▸ **EXERCISE REQUIREMENTS**: Retype exactly and only the lines from the one that contains "Read all visible content and emit it as JSON." through the final line of the data; pictures are left out.

▸ **DATA SHOWN**:
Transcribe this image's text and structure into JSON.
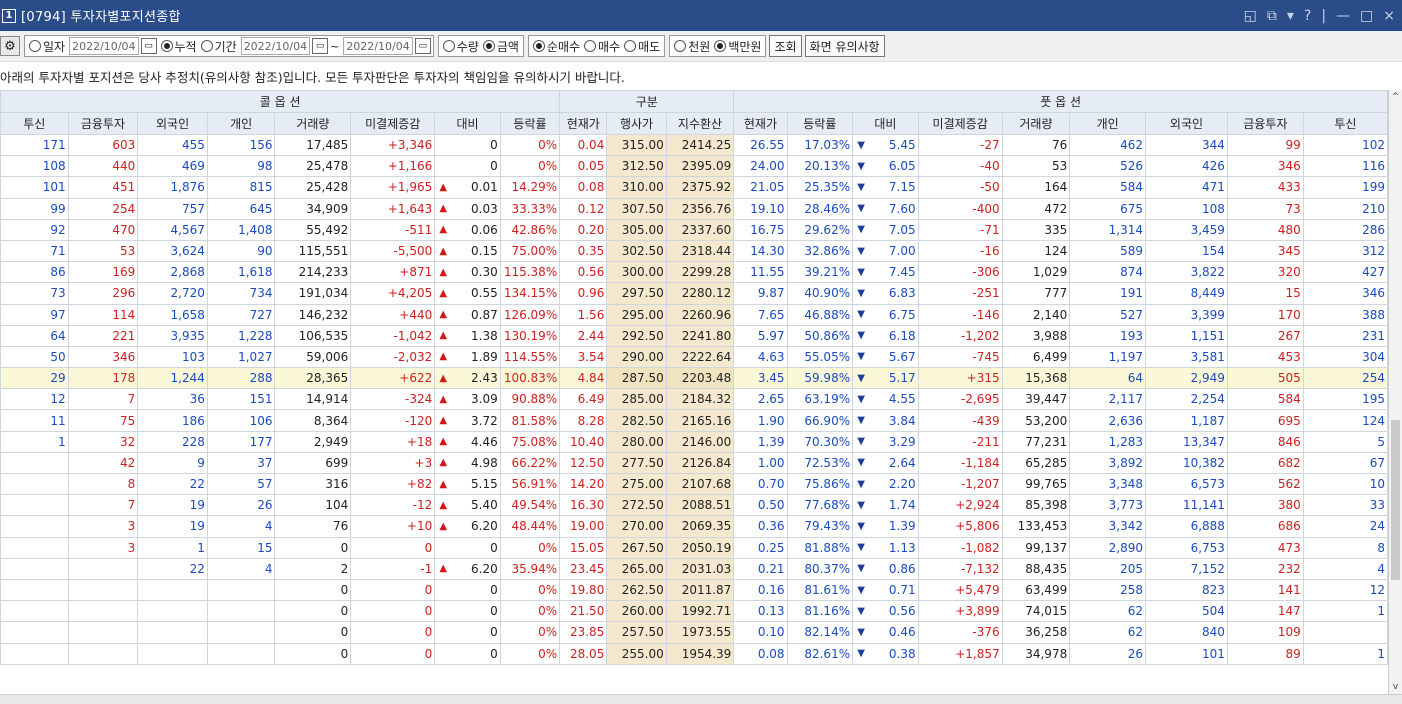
{
  "window": {
    "title_icon": "1",
    "title": "[0794] 투자자별포지션종합",
    "controls": [
      "◱",
      "⧉",
      "▾",
      "?",
      "|",
      "—",
      "□",
      "×"
    ]
  },
  "toolbar": {
    "gear": "⚙",
    "period": {
      "daily": "일자",
      "date1": "2022/10/04",
      "cumulative": "누적",
      "range": "기간",
      "date2": "2022/10/04",
      "tilde": "~",
      "date3": "2022/10/04"
    },
    "unit": {
      "qty": "수량",
      "amount": "금액"
    },
    "trade": {
      "net": "순매수",
      "buy": "매수",
      "sell": "매도"
    },
    "money": {
      "thousand": "천원",
      "million": "백만원"
    },
    "query_button": "조회",
    "notice_button": "화면 유의사항"
  },
  "notice": "아래의 투자자별 포지션은 당사 추정치(유의사항 참조)입니다. 모든 투자판단은 투자자의 책임임을 유의하시기 바랍니다.",
  "header": {
    "call": "콜 옵 션",
    "mid": "구분",
    "put": "풋 옵 션",
    "cols": [
      "투신",
      "금융투자",
      "외국인",
      "개인",
      "거래량",
      "미결제증감",
      "대비",
      "등락률",
      "현재가",
      "행사가",
      "지수환산",
      "현재가",
      "등락률",
      "대비",
      "미결제증감",
      "거래량",
      "개인",
      "외국인",
      "금융투자",
      "투신"
    ]
  },
  "rows": [
    [
      "171",
      "603",
      "455",
      "156",
      "17,485",
      "+3,346",
      "",
      "0",
      "0%",
      "0.04",
      "315.00",
      "2414.25",
      "26.55",
      "17.03%",
      "▼",
      "5.45",
      "-27",
      "76",
      "462",
      "344",
      "99",
      "102"
    ],
    [
      "108",
      "440",
      "469",
      "98",
      "25,478",
      "+1,166",
      "",
      "0",
      "0%",
      "0.05",
      "312.50",
      "2395.09",
      "24.00",
      "20.13%",
      "▼",
      "6.05",
      "-40",
      "53",
      "526",
      "426",
      "346",
      "116"
    ],
    [
      "101",
      "451",
      "1,876",
      "815",
      "25,428",
      "+1,965",
      "▲",
      "0.01",
      "14.29%",
      "0.08",
      "310.00",
      "2375.92",
      "21.05",
      "25.35%",
      "▼",
      "7.15",
      "-50",
      "164",
      "584",
      "471",
      "433",
      "199"
    ],
    [
      "99",
      "254",
      "757",
      "645",
      "34,909",
      "+1,643",
      "▲",
      "0.03",
      "33.33%",
      "0.12",
      "307.50",
      "2356.76",
      "19.10",
      "28.46%",
      "▼",
      "7.60",
      "-400",
      "472",
      "675",
      "108",
      "73",
      "210"
    ],
    [
      "92",
      "470",
      "4,567",
      "1,408",
      "55,492",
      "-511",
      "▲",
      "0.06",
      "42.86%",
      "0.20",
      "305.00",
      "2337.60",
      "16.75",
      "29.62%",
      "▼",
      "7.05",
      "-71",
      "335",
      "1,314",
      "3,459",
      "480",
      "286"
    ],
    [
      "71",
      "53",
      "3,624",
      "90",
      "115,551",
      "-5,500",
      "▲",
      "0.15",
      "75.00%",
      "0.35",
      "302.50",
      "2318.44",
      "14.30",
      "32.86%",
      "▼",
      "7.00",
      "-16",
      "124",
      "589",
      "154",
      "345",
      "312"
    ],
    [
      "86",
      "169",
      "2,868",
      "1,618",
      "214,233",
      "+871",
      "▲",
      "0.30",
      "115.38%",
      "0.56",
      "300.00",
      "2299.28",
      "11.55",
      "39.21%",
      "▼",
      "7.45",
      "-306",
      "1,029",
      "874",
      "3,822",
      "320",
      "427"
    ],
    [
      "73",
      "296",
      "2,720",
      "734",
      "191,034",
      "+4,205",
      "▲",
      "0.55",
      "134.15%",
      "0.96",
      "297.50",
      "2280.12",
      "9.87",
      "40.90%",
      "▼",
      "6.83",
      "-251",
      "777",
      "191",
      "8,449",
      "15",
      "346"
    ],
    [
      "97",
      "114",
      "1,658",
      "727",
      "146,232",
      "+440",
      "▲",
      "0.87",
      "126.09%",
      "1.56",
      "295.00",
      "2260.96",
      "7.65",
      "46.88%",
      "▼",
      "6.75",
      "-146",
      "2,140",
      "527",
      "3,399",
      "170",
      "388"
    ],
    [
      "64",
      "221",
      "3,935",
      "1,228",
      "106,535",
      "-1,042",
      "▲",
      "1.38",
      "130.19%",
      "2.44",
      "292.50",
      "2241.80",
      "5.97",
      "50.86%",
      "▼",
      "6.18",
      "-1,202",
      "3,988",
      "193",
      "1,151",
      "267",
      "231"
    ],
    [
      "50",
      "346",
      "103",
      "1,027",
      "59,006",
      "-2,032",
      "▲",
      "1.89",
      "114.55%",
      "3.54",
      "290.00",
      "2222.64",
      "4.63",
      "55.05%",
      "▼",
      "5.67",
      "-745",
      "6,499",
      "1,197",
      "3,581",
      "453",
      "304"
    ],
    [
      "29",
      "178",
      "1,244",
      "288",
      "28,365",
      "+622",
      "▲",
      "2.43",
      "100.83%",
      "4.84",
      "287.50",
      "2203.48",
      "3.45",
      "59.98%",
      "▼",
      "5.17",
      "+315",
      "15,368",
      "64",
      "2,949",
      "505",
      "254"
    ],
    [
      "12",
      "7",
      "36",
      "151",
      "14,914",
      "-324",
      "▲",
      "3.09",
      "90.88%",
      "6.49",
      "285.00",
      "2184.32",
      "2.65",
      "63.19%",
      "▼",
      "4.55",
      "-2,695",
      "39,447",
      "2,117",
      "2,254",
      "584",
      "195"
    ],
    [
      "11",
      "75",
      "186",
      "106",
      "8,364",
      "-120",
      "▲",
      "3.72",
      "81.58%",
      "8.28",
      "282.50",
      "2165.16",
      "1.90",
      "66.90%",
      "▼",
      "3.84",
      "-439",
      "53,200",
      "2,636",
      "1,187",
      "695",
      "124"
    ],
    [
      "1",
      "32",
      "228",
      "177",
      "2,949",
      "+18",
      "▲",
      "4.46",
      "75.08%",
      "10.40",
      "280.00",
      "2146.00",
      "1.39",
      "70.30%",
      "▼",
      "3.29",
      "-211",
      "77,231",
      "1,283",
      "13,347",
      "846",
      "5"
    ],
    [
      "",
      "42",
      "9",
      "37",
      "699",
      "+3",
      "▲",
      "4.98",
      "66.22%",
      "12.50",
      "277.50",
      "2126.84",
      "1.00",
      "72.53%",
      "▼",
      "2.64",
      "-1,184",
      "65,285",
      "3,892",
      "10,382",
      "682",
      "67"
    ],
    [
      "",
      "8",
      "22",
      "57",
      "316",
      "+82",
      "▲",
      "5.15",
      "56.91%",
      "14.20",
      "275.00",
      "2107.68",
      "0.70",
      "75.86%",
      "▼",
      "2.20",
      "-1,207",
      "99,765",
      "3,348",
      "6,573",
      "562",
      "10"
    ],
    [
      "",
      "7",
      "19",
      "26",
      "104",
      "-12",
      "▲",
      "5.40",
      "49.54%",
      "16.30",
      "272.50",
      "2088.51",
      "0.50",
      "77.68%",
      "▼",
      "1.74",
      "+2,924",
      "85,398",
      "3,773",
      "11,141",
      "380",
      "33"
    ],
    [
      "",
      "3",
      "19",
      "4",
      "76",
      "+10",
      "▲",
      "6.20",
      "48.44%",
      "19.00",
      "270.00",
      "2069.35",
      "0.36",
      "79.43%",
      "▼",
      "1.39",
      "+5,806",
      "133,453",
      "3,342",
      "6,888",
      "686",
      "24"
    ],
    [
      "",
      "3",
      "1",
      "15",
      "0",
      "0",
      "",
      "0",
      "0%",
      "15.05",
      "267.50",
      "2050.19",
      "0.25",
      "81.88%",
      "▼",
      "1.13",
      "-1,082",
      "99,137",
      "2,890",
      "6,753",
      "473",
      "8"
    ],
    [
      "",
      "",
      "22",
      "4",
      "2",
      "-1",
      "▲",
      "6.20",
      "35.94%",
      "23.45",
      "265.00",
      "2031.03",
      "0.21",
      "80.37%",
      "▼",
      "0.86",
      "-7,132",
      "88,435",
      "205",
      "7,152",
      "232",
      "4"
    ],
    [
      "",
      "",
      "",
      "",
      "0",
      "0",
      "",
      "0",
      "0%",
      "19.80",
      "262.50",
      "2011.87",
      "0.16",
      "81.61%",
      "▼",
      "0.71",
      "+5,479",
      "63,499",
      "258",
      "823",
      "141",
      "12"
    ],
    [
      "",
      "",
      "",
      "",
      "0",
      "0",
      "",
      "0",
      "0%",
      "21.50",
      "260.00",
      "1992.71",
      "0.13",
      "81.16%",
      "▼",
      "0.56",
      "+3,899",
      "74,015",
      "62",
      "504",
      "147",
      "1"
    ],
    [
      "",
      "",
      "",
      "",
      "0",
      "0",
      "",
      "0",
      "0%",
      "23.85",
      "257.50",
      "1973.55",
      "0.10",
      "82.14%",
      "▼",
      "0.46",
      "-376",
      "36,258",
      "62",
      "840",
      "109",
      ""
    ],
    [
      "",
      "",
      "",
      "",
      "0",
      "0",
      "",
      "0",
      "0%",
      "28.05",
      "255.00",
      "1954.39",
      "0.08",
      "82.61%",
      "▼",
      "0.38",
      "+1,857",
      "34,978",
      "26",
      "101",
      "89",
      "1"
    ]
  ],
  "highlight_row": 11,
  "scroll": {
    "up": "^",
    "down": "v"
  },
  "colors": {
    "title_bar": "#2a4d8a",
    "header_bg": "#e6ecf5",
    "mid_bg": "#f4e9cf",
    "call_blue": "#1a4bbf",
    "red": "#cf2020",
    "highlight": "#fbf8d8"
  }
}
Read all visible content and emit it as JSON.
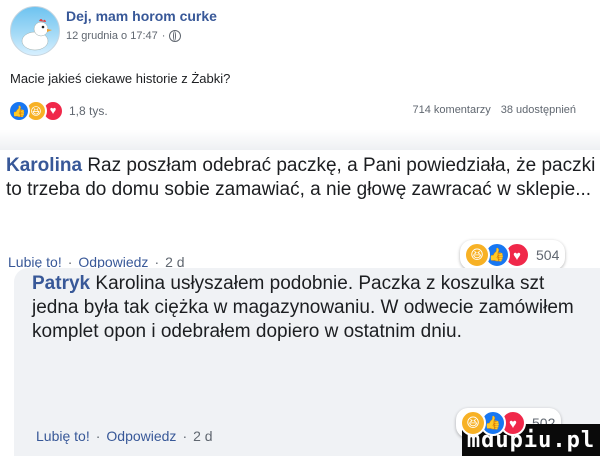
{
  "post": {
    "page_name": "Dej, mam horom curke",
    "timestamp": "12 grudnia o 17:47",
    "privacy_icon": "globe-icon",
    "text": "Macie jakieś ciekawe historie z Żabki?",
    "reactions": [
      "like",
      "haha",
      "love"
    ],
    "reaction_count": "1,8 tys.",
    "comments_count": "714 komentarzy",
    "shares_count": "38 udostępnień"
  },
  "comment1": {
    "author": "Karolina",
    "text": "Raz poszłam odebrać paczkę, a Pani powiedziała, że paczki to trzeba do domu sobie zamawiać, a nie głowę zawracać w sklepie...",
    "like_label": "Lubię to!",
    "sep1": "·",
    "reply_label": "Odpowiedz",
    "sep2": "·",
    "age": "2 d",
    "reaction_count": "504"
  },
  "comment2": {
    "author": "Patryk",
    "text": "Karolina usłyszałem podobnie. Paczka z koszulka szt jedna była tak ciężka w magazynowaniu. W odwecie zamówiłem komplet opon i odebrałem dopiero w ostatnim dniu.",
    "like_label": "Lubię to!",
    "sep1": "·",
    "reply_label": "Odpowiedz",
    "sep2": "·",
    "age": "2 d",
    "reaction_count": "502"
  },
  "watermark": "mdupiu.pl",
  "colors": {
    "link": "#385898",
    "like": "#1877f2",
    "haha": "#f7b125",
    "love": "#f0284a",
    "bubble": "#f0f2f5"
  }
}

▸ **EXERCISE ANSWER**:
Read all visible content and emit it as JSON.
{
  "post": {
    "page_name": "Dej, mam horom curke",
    "timestamp": "12 grudnia o 17:47",
    "privacy_icon": "globe-icon",
    "text": "Macie jakieś ciekawe historie z Żabki?",
    "reactions": [
      "like",
      "haha",
      "love"
    ],
    "reaction_count": "1,8 tys.",
    "comments_count": "714 komentarzy",
    "shares_count": "38 udostępnień"
  },
  "comment1": {
    "author": "Karolina",
    "text": "Raz poszłam odebrać paczkę, a Pani powiedziała, że paczki to trzeba do domu sobie zamawiać, a nie głowę zawracać w sklepie...",
    "like_label": "Lubię to!",
    "sep1": "·",
    "reply_label": "Odpowiedz",
    "sep2": "·",
    "age": "2 d",
    "reaction_count": "504"
  },
  "comment2": {
    "author": "Patryk",
    "text": "Karolina usłyszałem podobnie. Paczka z koszulka szt jedna była tak ciężka w magazynowaniu. W odwecie zamówiłem komplet opon i odebrałem dopiero w ostatnim dniu.",
    "like_label": "Lubię to!",
    "sep1": "·",
    "reply_label": "Odpowiedz",
    "sep2": "·",
    "age": "2 d",
    "reaction_count": "502"
  },
  "watermark": "mdupiu.pl",
  "colors": {
    "link": "#385898",
    "like": "#1877f2",
    "haha": "#f7b125",
    "love": "#f0284a",
    "bubble": "#f0f2f5"
  }
}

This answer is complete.